**Required work:**
Pull each line holding the word "ffffff" from the data.

== == ==

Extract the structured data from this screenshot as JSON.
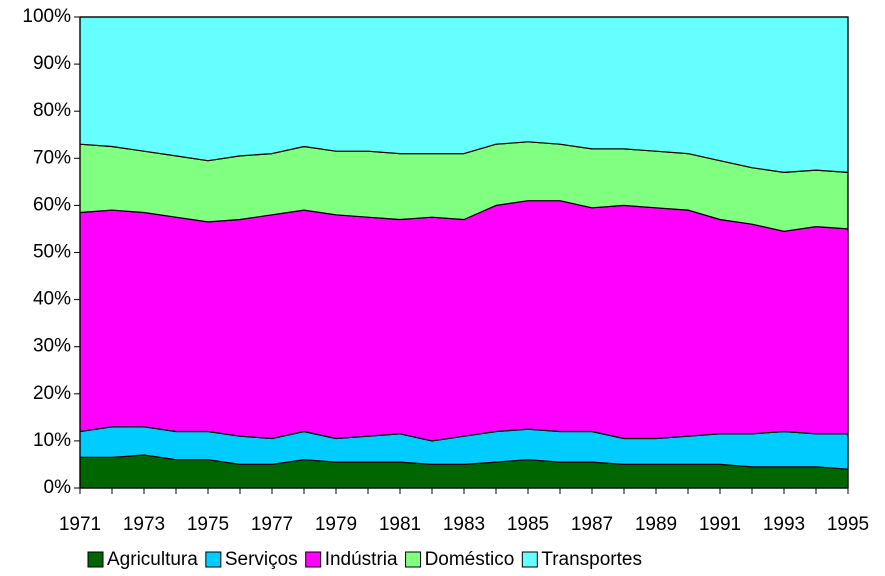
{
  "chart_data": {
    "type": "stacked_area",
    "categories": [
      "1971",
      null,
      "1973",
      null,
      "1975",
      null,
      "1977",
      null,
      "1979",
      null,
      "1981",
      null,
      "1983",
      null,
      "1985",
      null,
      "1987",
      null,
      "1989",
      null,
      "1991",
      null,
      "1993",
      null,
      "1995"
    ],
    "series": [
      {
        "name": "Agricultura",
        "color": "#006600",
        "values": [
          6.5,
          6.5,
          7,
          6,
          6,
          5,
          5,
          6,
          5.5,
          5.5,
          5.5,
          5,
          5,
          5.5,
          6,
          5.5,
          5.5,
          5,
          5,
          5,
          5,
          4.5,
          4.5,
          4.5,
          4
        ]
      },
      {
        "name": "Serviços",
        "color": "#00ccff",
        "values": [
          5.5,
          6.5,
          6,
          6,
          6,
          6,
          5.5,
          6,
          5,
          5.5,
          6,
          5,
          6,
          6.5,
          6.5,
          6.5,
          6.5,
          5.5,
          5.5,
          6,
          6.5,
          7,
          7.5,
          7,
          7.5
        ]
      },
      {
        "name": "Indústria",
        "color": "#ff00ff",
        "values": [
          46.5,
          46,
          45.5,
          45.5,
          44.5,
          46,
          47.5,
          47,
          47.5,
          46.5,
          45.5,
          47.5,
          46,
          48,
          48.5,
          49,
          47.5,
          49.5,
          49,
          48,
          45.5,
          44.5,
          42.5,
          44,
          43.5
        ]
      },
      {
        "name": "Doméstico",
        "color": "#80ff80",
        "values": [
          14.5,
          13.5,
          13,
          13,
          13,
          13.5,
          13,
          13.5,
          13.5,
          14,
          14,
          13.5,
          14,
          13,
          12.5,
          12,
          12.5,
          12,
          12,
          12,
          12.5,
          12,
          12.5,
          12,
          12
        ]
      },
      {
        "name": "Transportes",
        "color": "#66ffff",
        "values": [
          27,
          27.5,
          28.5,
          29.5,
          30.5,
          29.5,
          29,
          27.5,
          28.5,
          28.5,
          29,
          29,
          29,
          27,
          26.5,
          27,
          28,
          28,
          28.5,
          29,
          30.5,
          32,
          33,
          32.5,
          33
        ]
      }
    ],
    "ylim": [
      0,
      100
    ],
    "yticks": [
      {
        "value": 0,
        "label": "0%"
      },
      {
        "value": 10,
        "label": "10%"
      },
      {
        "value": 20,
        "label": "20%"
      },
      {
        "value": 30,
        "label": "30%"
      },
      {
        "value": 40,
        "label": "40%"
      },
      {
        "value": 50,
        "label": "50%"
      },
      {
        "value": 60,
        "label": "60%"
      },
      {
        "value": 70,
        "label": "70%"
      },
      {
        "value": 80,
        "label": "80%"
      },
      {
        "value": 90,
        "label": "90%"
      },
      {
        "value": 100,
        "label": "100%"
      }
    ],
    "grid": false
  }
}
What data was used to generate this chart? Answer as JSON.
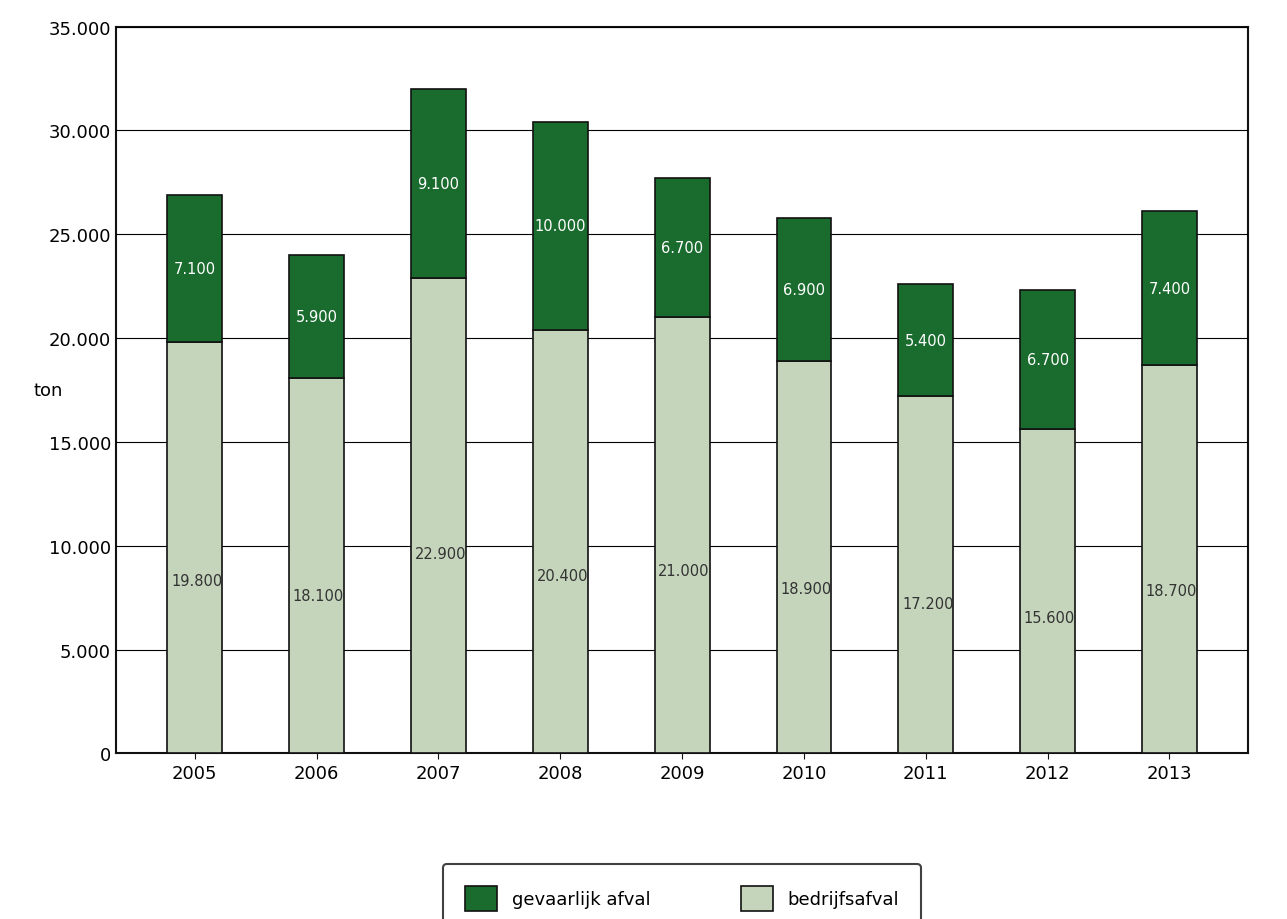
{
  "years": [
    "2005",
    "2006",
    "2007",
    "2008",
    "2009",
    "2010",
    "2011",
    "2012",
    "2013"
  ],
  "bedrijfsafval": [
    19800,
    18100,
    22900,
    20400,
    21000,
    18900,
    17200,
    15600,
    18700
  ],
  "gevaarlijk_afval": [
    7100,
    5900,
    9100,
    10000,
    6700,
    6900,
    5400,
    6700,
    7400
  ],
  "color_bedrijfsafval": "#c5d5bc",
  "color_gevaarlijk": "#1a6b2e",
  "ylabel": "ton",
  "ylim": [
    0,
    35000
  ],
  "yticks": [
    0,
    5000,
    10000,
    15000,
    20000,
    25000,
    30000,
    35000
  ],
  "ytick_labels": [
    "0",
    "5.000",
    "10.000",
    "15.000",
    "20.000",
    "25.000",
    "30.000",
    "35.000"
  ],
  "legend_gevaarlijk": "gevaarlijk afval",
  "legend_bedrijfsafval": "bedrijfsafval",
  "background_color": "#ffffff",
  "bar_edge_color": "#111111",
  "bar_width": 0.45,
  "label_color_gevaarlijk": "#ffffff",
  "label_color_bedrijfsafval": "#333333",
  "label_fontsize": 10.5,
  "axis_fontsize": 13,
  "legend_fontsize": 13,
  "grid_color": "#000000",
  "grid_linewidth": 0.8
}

== == ==

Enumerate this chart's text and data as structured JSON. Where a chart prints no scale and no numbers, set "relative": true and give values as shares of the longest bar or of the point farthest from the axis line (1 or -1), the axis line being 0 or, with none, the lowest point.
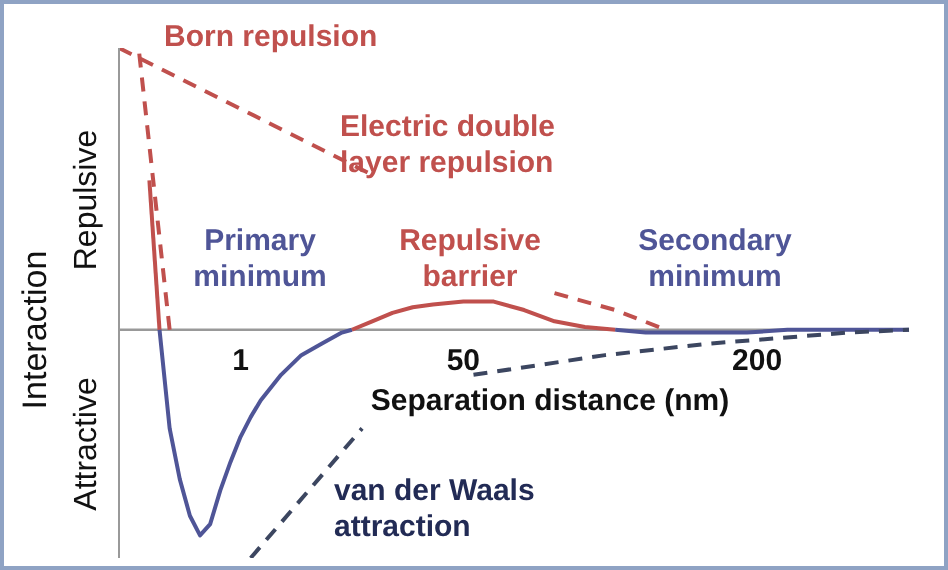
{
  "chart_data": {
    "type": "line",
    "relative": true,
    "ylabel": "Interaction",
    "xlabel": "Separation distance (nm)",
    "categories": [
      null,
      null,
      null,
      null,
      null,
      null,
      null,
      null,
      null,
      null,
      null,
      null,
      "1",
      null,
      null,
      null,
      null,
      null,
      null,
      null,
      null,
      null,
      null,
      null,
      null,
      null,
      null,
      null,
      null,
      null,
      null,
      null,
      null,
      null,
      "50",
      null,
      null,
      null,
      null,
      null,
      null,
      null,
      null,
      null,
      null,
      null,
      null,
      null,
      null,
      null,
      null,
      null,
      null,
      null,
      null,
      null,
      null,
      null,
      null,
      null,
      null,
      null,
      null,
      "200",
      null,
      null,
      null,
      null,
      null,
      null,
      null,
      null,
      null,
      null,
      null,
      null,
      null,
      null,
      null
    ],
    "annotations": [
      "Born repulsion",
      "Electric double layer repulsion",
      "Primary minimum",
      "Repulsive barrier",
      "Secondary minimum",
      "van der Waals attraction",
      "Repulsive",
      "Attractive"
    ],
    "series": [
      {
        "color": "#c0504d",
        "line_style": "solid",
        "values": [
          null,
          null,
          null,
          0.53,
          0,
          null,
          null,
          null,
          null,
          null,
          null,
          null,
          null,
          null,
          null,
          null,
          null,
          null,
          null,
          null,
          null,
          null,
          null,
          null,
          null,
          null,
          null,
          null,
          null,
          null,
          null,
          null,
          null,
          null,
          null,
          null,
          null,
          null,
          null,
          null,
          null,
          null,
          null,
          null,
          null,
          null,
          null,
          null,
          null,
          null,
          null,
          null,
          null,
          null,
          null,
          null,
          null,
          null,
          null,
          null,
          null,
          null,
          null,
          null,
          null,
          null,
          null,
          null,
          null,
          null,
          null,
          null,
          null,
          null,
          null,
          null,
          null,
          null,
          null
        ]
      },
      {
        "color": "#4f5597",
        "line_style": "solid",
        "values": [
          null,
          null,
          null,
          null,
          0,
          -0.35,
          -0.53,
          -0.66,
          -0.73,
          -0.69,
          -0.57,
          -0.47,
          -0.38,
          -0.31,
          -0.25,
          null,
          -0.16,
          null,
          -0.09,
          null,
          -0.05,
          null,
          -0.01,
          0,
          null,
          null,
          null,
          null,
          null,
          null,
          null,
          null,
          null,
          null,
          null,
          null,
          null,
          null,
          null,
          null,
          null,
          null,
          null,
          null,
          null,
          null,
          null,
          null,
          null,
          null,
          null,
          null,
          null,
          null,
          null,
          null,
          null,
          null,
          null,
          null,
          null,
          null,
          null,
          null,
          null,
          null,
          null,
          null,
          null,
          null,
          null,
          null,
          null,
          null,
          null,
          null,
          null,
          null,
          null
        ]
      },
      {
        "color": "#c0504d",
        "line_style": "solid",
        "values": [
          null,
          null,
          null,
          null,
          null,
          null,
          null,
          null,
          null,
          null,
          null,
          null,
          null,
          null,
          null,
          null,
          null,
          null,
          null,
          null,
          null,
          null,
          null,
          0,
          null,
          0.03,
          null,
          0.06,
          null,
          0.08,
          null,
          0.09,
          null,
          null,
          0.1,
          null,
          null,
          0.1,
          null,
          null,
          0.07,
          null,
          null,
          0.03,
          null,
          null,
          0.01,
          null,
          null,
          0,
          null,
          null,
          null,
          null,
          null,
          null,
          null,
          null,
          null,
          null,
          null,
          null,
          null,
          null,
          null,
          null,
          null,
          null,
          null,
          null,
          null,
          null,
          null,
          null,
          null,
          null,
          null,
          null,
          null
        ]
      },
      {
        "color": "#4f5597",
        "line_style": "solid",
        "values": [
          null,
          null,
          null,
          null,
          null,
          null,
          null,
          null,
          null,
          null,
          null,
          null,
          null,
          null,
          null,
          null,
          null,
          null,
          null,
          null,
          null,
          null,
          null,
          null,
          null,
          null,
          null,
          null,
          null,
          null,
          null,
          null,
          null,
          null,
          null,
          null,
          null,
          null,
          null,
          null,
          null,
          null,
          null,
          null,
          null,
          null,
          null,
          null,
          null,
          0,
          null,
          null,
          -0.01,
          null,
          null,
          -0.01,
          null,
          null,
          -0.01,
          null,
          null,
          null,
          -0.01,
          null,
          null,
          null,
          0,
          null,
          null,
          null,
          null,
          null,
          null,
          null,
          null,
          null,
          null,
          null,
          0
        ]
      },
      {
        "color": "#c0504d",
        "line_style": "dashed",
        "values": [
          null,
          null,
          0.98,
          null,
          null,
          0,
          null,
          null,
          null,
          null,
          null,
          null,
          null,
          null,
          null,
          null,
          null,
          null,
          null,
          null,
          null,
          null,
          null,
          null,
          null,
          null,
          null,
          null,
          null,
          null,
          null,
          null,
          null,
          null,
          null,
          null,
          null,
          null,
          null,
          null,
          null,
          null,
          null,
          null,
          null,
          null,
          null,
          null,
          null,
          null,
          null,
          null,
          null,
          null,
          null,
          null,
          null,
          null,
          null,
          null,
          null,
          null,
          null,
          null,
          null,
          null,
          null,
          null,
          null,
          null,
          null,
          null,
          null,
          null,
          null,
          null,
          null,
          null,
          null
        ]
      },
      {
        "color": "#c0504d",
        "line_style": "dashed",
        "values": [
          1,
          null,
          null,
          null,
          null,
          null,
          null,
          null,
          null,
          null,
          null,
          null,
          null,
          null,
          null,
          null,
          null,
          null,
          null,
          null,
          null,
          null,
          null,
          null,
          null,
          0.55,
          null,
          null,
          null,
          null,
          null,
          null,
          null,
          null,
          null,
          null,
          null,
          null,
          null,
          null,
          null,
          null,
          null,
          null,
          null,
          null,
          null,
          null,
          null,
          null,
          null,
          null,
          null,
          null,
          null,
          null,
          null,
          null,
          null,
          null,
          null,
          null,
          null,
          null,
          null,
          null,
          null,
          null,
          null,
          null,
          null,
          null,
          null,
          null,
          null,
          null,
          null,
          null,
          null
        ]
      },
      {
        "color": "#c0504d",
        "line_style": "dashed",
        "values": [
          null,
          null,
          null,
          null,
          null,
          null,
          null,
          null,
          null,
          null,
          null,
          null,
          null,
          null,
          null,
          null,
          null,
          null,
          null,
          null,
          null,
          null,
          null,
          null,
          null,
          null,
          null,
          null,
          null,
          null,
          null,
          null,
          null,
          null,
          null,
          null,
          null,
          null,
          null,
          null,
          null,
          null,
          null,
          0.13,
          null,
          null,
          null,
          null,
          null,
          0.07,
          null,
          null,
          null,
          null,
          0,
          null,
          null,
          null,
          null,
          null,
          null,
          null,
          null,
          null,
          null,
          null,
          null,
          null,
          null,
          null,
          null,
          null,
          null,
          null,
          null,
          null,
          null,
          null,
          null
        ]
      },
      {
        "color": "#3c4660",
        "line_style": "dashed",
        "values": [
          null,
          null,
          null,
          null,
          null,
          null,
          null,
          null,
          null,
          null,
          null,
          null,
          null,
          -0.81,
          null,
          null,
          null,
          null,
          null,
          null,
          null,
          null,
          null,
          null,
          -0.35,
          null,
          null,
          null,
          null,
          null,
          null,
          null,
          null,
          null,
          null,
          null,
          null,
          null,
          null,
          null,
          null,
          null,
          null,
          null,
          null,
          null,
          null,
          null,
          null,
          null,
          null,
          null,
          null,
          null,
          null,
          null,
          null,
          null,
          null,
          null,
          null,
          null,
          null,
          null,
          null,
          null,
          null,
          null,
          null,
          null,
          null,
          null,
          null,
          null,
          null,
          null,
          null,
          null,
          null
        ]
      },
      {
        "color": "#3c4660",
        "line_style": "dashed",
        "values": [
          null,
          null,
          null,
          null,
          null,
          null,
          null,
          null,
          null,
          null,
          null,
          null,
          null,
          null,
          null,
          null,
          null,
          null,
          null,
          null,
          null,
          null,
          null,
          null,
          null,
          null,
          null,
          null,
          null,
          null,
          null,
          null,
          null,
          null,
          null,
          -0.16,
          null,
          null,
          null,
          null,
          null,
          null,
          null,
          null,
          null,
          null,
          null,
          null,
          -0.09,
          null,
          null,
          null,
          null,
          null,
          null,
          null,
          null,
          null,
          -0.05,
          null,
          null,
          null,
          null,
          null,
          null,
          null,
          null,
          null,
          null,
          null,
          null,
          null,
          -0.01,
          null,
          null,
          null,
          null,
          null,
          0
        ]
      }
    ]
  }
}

== == ==

**Written answer:**
  "background_color": "#ffffff",
  "label_color_gevaarlijk": "#ffffff",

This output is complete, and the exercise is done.